◆ **DESCRIPTION OF THE TASK**: Gather each line of the records where "engines" appears.

***** MATERIAL FOR THIS TASK

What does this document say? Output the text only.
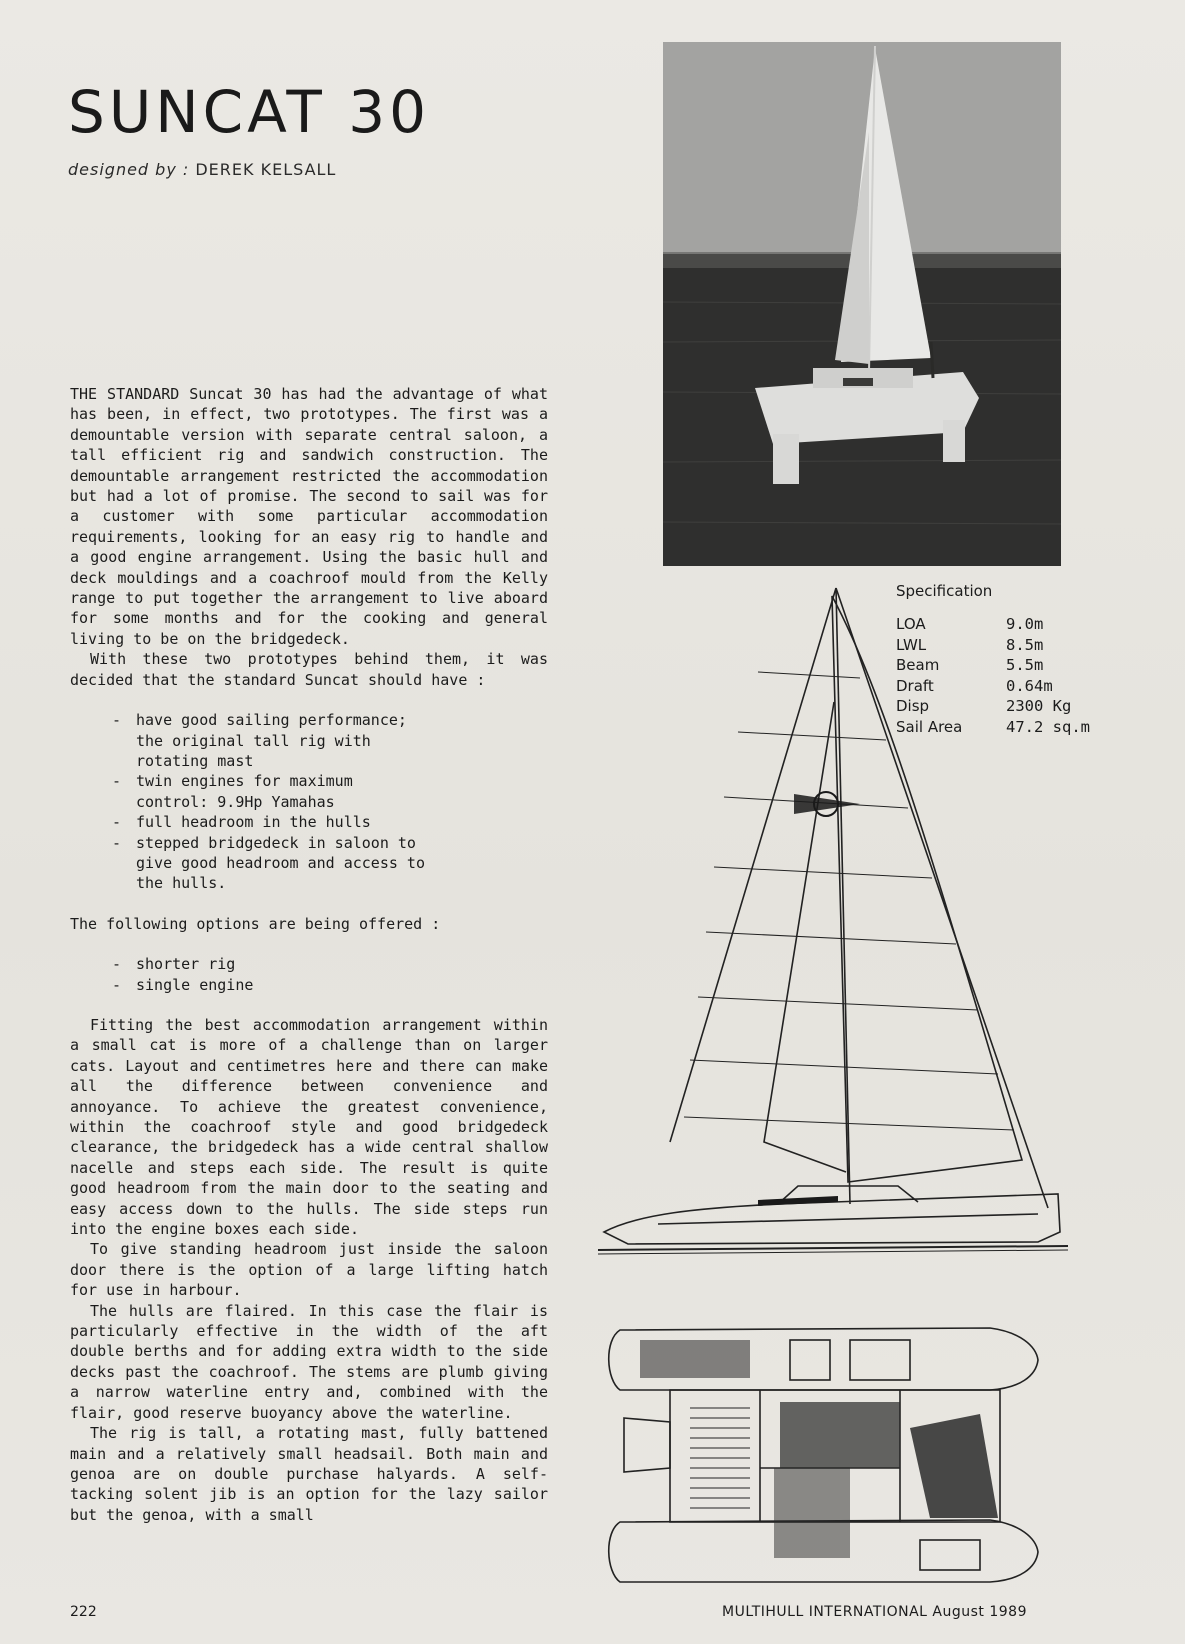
SUNCAT 30

designed by : DEREK KELSALL

Specification
LOA	9.0m
LWL	8.5m
Beam	5.5m
Draft	0.64m
Disp	2300 Kg
Sail Area	47.2 sq.m

THE STANDARD Suncat 30 has had the advantage of what has been, in effect, two prototypes. The first was a demountable version with separate central saloon, a tall efficient rig and sandwich construction. The demountable arrangement restricted the accommodation but had a lot of promise. The second to sail was for a customer with some particular accommodation requirements, looking for an easy rig to handle and a good engine arrangement. Using the basic hull and deck mouldings and a coachroof mould from the Kelly range to put together the arrangement to live aboard for some months and for the cooking and general living to be on the bridgedeck.

With these two prototypes behind them, it was decided that the standard Suncat should have :

- have good sailing performance; the original tall rig with rotating mast
- twin engines for maximum control: 9.9Hp Yamahas
- full headroom in the hulls
- stepped bridgedeck in saloon to give good headroom and access to the hulls.

The following options are being offered :

- shorter rig
- single engine

Fitting the best accommodation arrangement within a small cat is more of a challenge than on larger cats. Layout and centimetres here and there can make all the difference between convenience and annoyance. To achieve the greatest convenience, within the coachroof style and good bridgedeck clearance, the bridgedeck has a wide central shallow nacelle and steps each side. The result is quite good headroom from the main door to the seating and easy access down to the hulls. The side steps run into the engine boxes each side.

To give standing headroom just inside the saloon door there is the option of a large lifting hatch for use in harbour.

The hulls are flaired. In this case the flair is particularly effective in the width of the aft double berths and for adding extra width to the side decks past the coachroof. The stems are plumb giving a narrow waterline entry and, combined with the flair, good reserve buoyancy above the waterline.

The rig is tall, a rotating mast, fully battened main and a relatively small headsail. Both main and genoa are on double purchase halyards. A self-tacking solent jib is an option for the lazy sailor but the genoa, with a small

222	MULTIHULL INTERNATIONAL August 1989
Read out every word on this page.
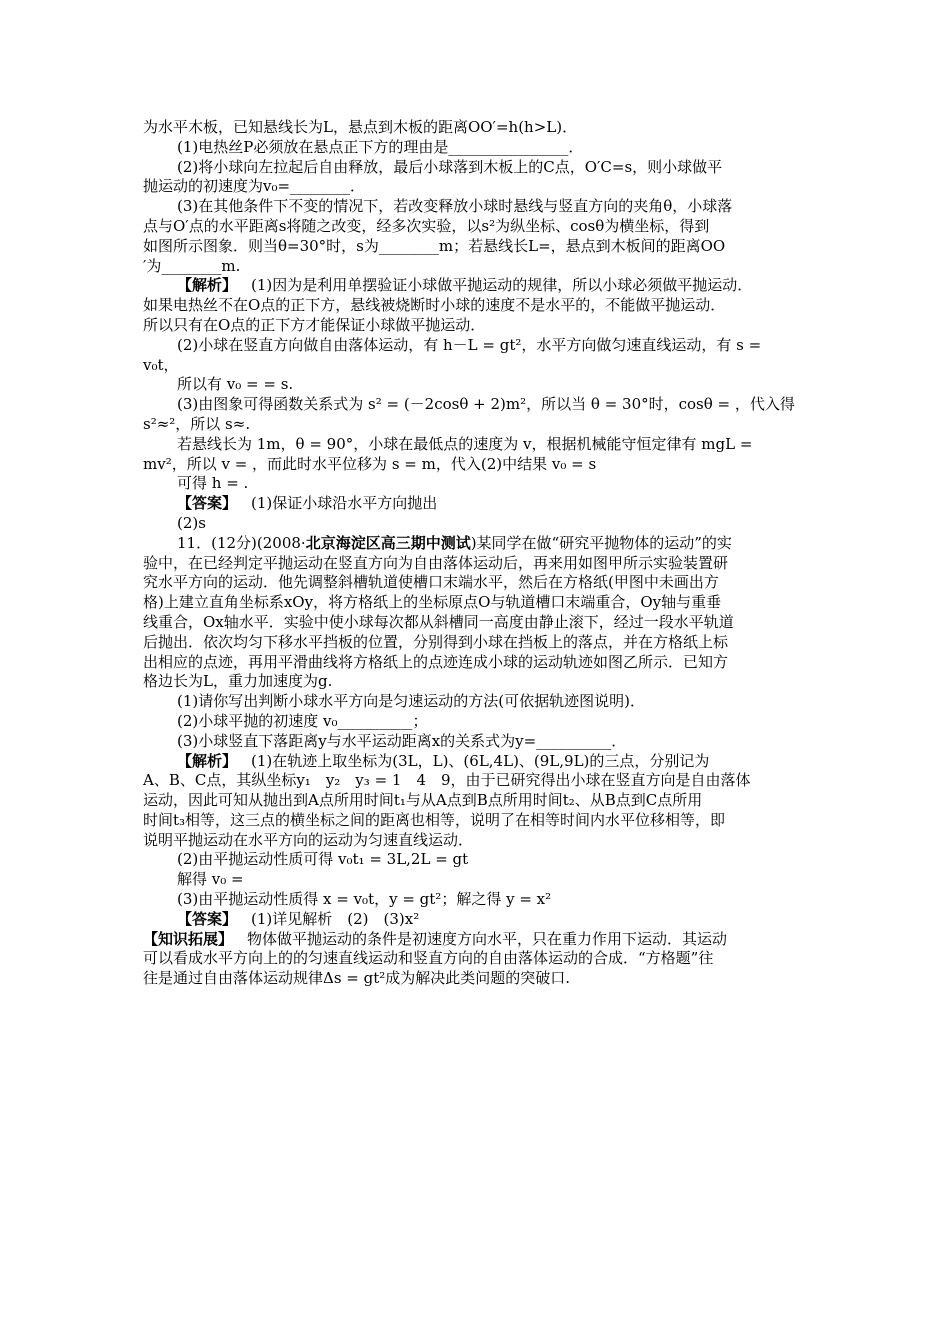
为水平木板，已知悬线长为L，悬点到木板的距离OO′=h(h>L)．

(1)电热丝P必须放在悬点正下方的理由是________________．

(2)将小球向左拉起后自由释放，最后小球落到木板上的C点，O′C=s，则小球做平

抛运动的初速度为v₀=________．

(3)在其他条件下不变的情况下，若改变释放小球时悬线与竖直方向的夹角θ，小球落

点与O′点的水平距离s将随之改变，经多次实验，以s²为纵坐标、cosθ为横坐标，得到

如图所示图象．则当θ=30°时，s为________m；若悬线长L=，悬点到木板间的距离OO

′为________m.

【解析】 (1)因为是利用单摆验证小球做平抛运动的规律，所以小球必须做平抛运动．

如果电热丝不在O点的正下方，悬线被烧断时小球的速度不是水平的，不能做平抛运动．

所以只有在O点的正下方才能保证小球做平抛运动．

(2)小球在竖直方向做自由落体运动，有 h－L = gt²，水平方向做匀速直线运动，有 s =

v₀t，

所以有 v₀ = = s.

(3)由图象可得函数关系式为 s² = (－2cosθ + 2)m²，所以当 θ = 30°时，cosθ = ，代入得

s²≈²，所以 s≈.

若悬线长为 1m，θ = 90°，小球在最低点的速度为 v，根据机械能守恒定律有 mgL =

mv²，所以 v = ，而此时水平位移为 s = m，代入(2)中结果 v₀ = s

可得 h = .

【答案】 (1)保证小球沿水平方向抛出

(2)s

11．(12分)(2008·北京海淀区高三期中测试)某同学在做“研究平抛物体的运动”的实

验中，在已经判定平抛运动在竖直方向为自由落体运动后，再来用如图甲所示实验装置研

究水平方向的运动．他先调整斜槽轨道使槽口末端水平，然后在方格纸(甲图中未画出方

格)上建立直角坐标系xOy，将方格纸上的坐标原点O与轨道槽口末端重合，Oy轴与重垂

线重合，Ox轴水平．实验中使小球每次都从斜槽同一高度由静止滚下，经过一段水平轨道

后抛出．依次均匀下移水平挡板的位置，分别得到小球在挡板上的落点，并在方格纸上标

出相应的点迹，再用平滑曲线将方格纸上的点迹连成小球的运动轨迹如图乙所示．已知方

格边长为L，重力加速度为g.

(1)请你写出判断小球水平方向是匀速运动的方法(可依据轨迹图说明)．

(2)小球平抛的初速度 v₀__________；

(3)小球竖直下落距离y与水平运动距离x的关系式为y=__________．

【解析】 (1)在轨迹上取坐标为(3L，L)、(6L,4L)、(9L,9L)的三点，分别记为

A、B、C点，其纵坐标y₁　y₂　y₃ = 1　4　9，由于已研究得出小球在竖直方向是自由落体

运动，因此可知从抛出到A点所用时间t₁与从A点到B点所用时间t₂、从B点到C点所用

时间t₃相等，这三点的横坐标之间的距离也相等，说明了在相等时间内水平位移相等，即

说明平抛运动在水平方向的运动为匀速直线运动．

(2)由平抛运动性质可得 v₀t₁ = 3L,2L = gt

解得 v₀ =

(3)由平抛运动性质得 x = v₀t，y = gt²；解之得 y = x²

【答案】 (1)详见解析　(2)　(3)x²

【知识拓展】 物体做平抛运动的条件是初速度方向水平，只在重力作用下运动．其运动

可以看成水平方向上的的匀速直线运动和竖直方向的自由落体运动的合成．“方格题”往

往是通过自由落体运动规律Δs = gt²成为解决此类问题的突破口.
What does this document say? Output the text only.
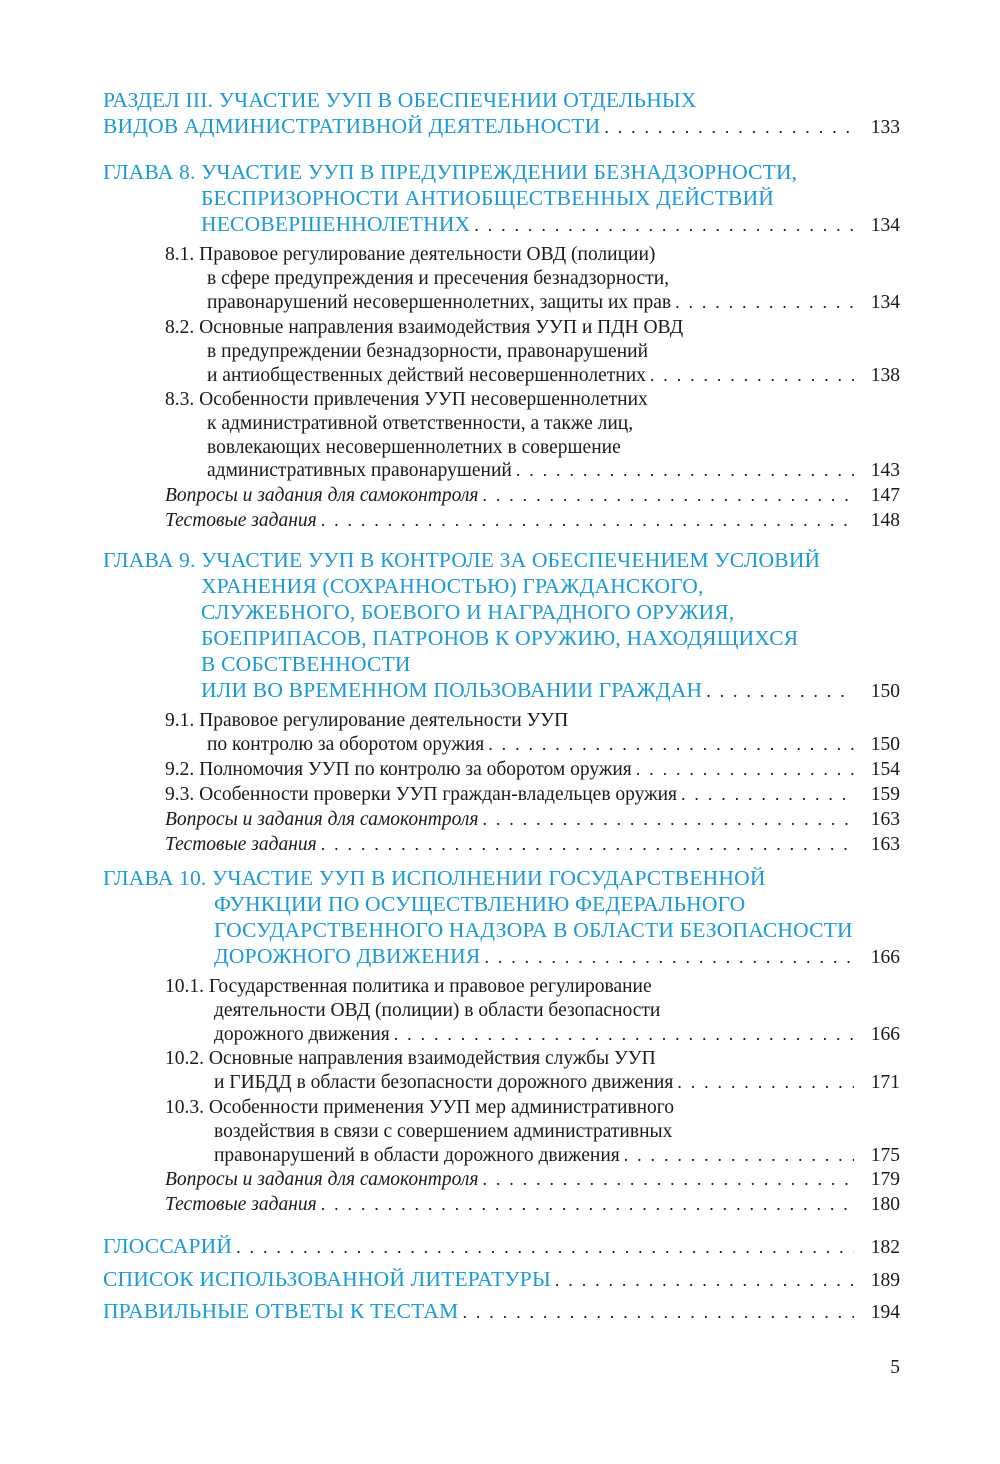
РАЗДЕЛ III. УЧАСТИЕ УУП В ОБЕСПЕЧЕНИИ ОТДЕЛЬНЫХ
ВИДОВ АДМИНИСТРАТИВНОЙ ДЕЯТЕЛЬНОСТИ . . .	133
ГЛАВА 8. УЧАСТИЕ УУП В ПРЕДУПРЕЖДЕНИИ БЕЗНАДЗОРНОСТИ,
БЕСПРИЗОРНОСТИ АНТИОБЩЕСТВЕННЫХ ДЕЙСТВИЙ
НЕСОВЕРШЕННОЛЕТНИХ . . .	134
8.1. Правовое регулирование деятельности ОВД (полиции)
в сфере предупреждения и пресечения безнадзорности,
правонарушений несовершеннолетних, защиты их прав . . .	134
8.2. Основные направления взаимодействия УУП и ПДН ОВД
в предупреждении безнадзорности, правонарушений
и антиобщественных действий несовершеннолетних . . .	138
8.3. Особенности привлечения УУП несовершеннолетних
к административной ответственности, а также лиц,
вовлекающих несовершеннолетних в совершение
административных правонарушений . . .	143
Вопросы и задания для самоконтроля . . .	147
Тестовые задания . . .	148
ГЛАВА 9. УЧАСТИЕ УУП В КОНТРОЛЕ ЗА ОБЕСПЕЧЕНИЕМ УСЛОВИЙ
ХРАНЕНИЯ (СОХРАННОСТЬЮ) ГРАЖДАНСКОГО,
СЛУЖЕБНОГО, БОЕВОГО И НАГРАДНОГО ОРУЖИЯ,
БОЕПРИПАСОВ, ПАТРОНОВ К ОРУЖИЮ, НАХОДЯЩИХСЯ
В СОБСТВЕННОСТИ
ИЛИ ВО ВРЕМЕННОМ ПОЛЬЗОВАНИИ ГРАЖДАН . . .	150
9.1. Правовое регулирование деятельности УУП
по контролю за оборотом оружия . . .	150
9.2. Полномочия УУП по контролю за оборотом оружия . . .	154
9.3. Особенности проверки УУП граждан-владельцев оружия . . .	159
Вопросы и задания для самоконтроля . . .	163
Тестовые задания . . .	163
ГЛАВА 10. УЧАСТИЕ УУП В ИСПОЛНЕНИИ ГОСУДАРСТВЕННОЙ
ФУНКЦИИ ПО ОСУЩЕСТВЛЕНИЮ ФЕДЕРАЛЬНОГО
ГОСУДАРСТВЕННОГО НАДЗОРА В ОБЛАСТИ БЕЗОПАСНОСТИ
ДОРОЖНОГО ДВИЖЕНИЯ . . .	166
10.1. Государственная политика и правовое регулирование
деятельности ОВД (полиции) в области безопасности
дорожного движения . . .	166
10.2. Основные направления взаимодействия службы УУП
и ГИБДД в области безопасности дорожного движения . . .	171
10.3. Особенности применения УУП мер административного
воздействия в связи с совершением административных
правонарушений в области дорожного движения . . .	175
Вопросы и задания для самоконтроля . . .	179
Тестовые задания . . .	180
ГЛОССАРИЙ . . .	182
СПИСОК ИСПОЛЬЗОВАННОЙ ЛИТЕРАТУРЫ . . .	189
ПРАВИЛЬНЫЕ ОТВЕТЫ К ТЕСТАМ . . .	194
5
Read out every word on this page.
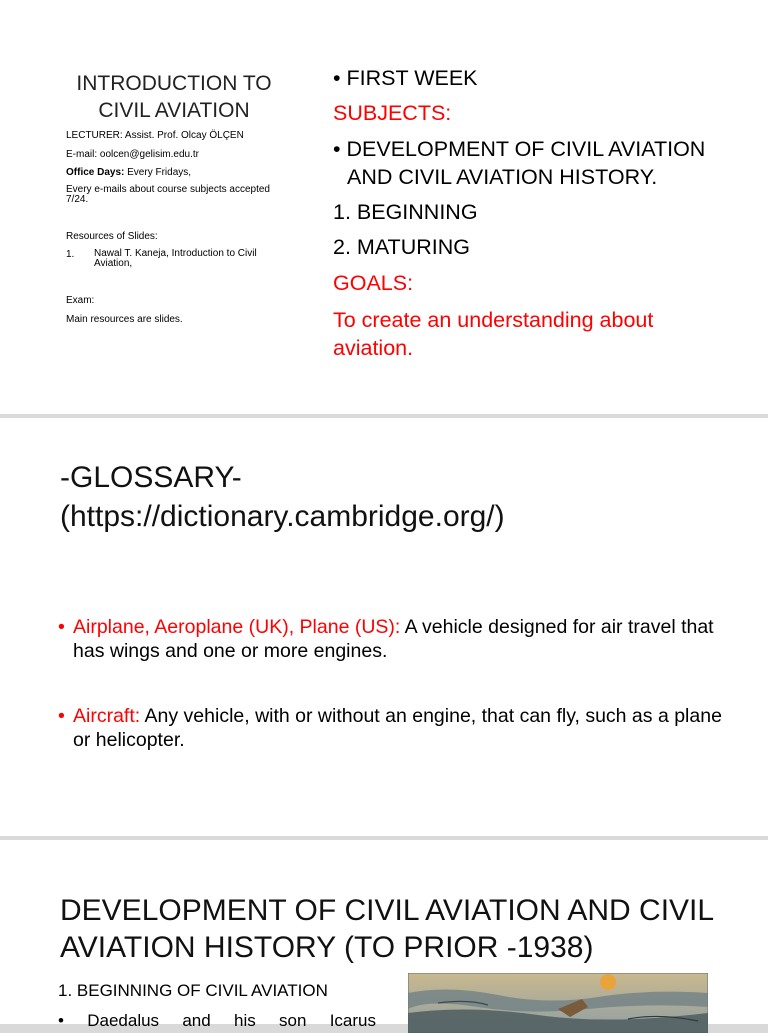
INTRODUCTION TO
CIVIL AVIATION
LECTURER: Assist. Prof. Olcay ÖLÇEN
E-mail: oolcen@gelisim.edu.tr
Office Days: Every Fridays,
Every e-mails about course subjects accepted 7/24.
Resources of Slides:
1. Nawal T. Kaneja, Introduction to Civil Aviation,
Exam:
Main resources are slides.
• FIRST WEEK
SUBJECTS:
• DEVELOPMENT OF CIVIL AVIATION AND CIVIL AVIATION HISTORY.
1. BEGINNING
2. MATURING
GOALS:
To create an understanding about aviation.
-GLOSSARY-
(https://dictionary.cambridge.org/)
• Airplane, Aeroplane (UK), Plane (US): A vehicle designed for air travel that has wings and one or more engines.
• Aircraft: Any vehicle, with or without an engine, that can fly, such as a plane or helicopter.
DEVELOPMENT OF CIVIL AVIATION AND CIVIL AVIATION HISTORY (TO PRIOR -1938)
1. BEGINNING OF CIVIL AVIATION
• Daedalus and his son Icarus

**********

◆ **COMPLETED EXERCISE**:
- twin engines for maximum control: 9.9Hp Yamahas
• Airplane, Aeroplane (UK), Plane (US): A vehicle designed for air travel that has wings and one or more engines.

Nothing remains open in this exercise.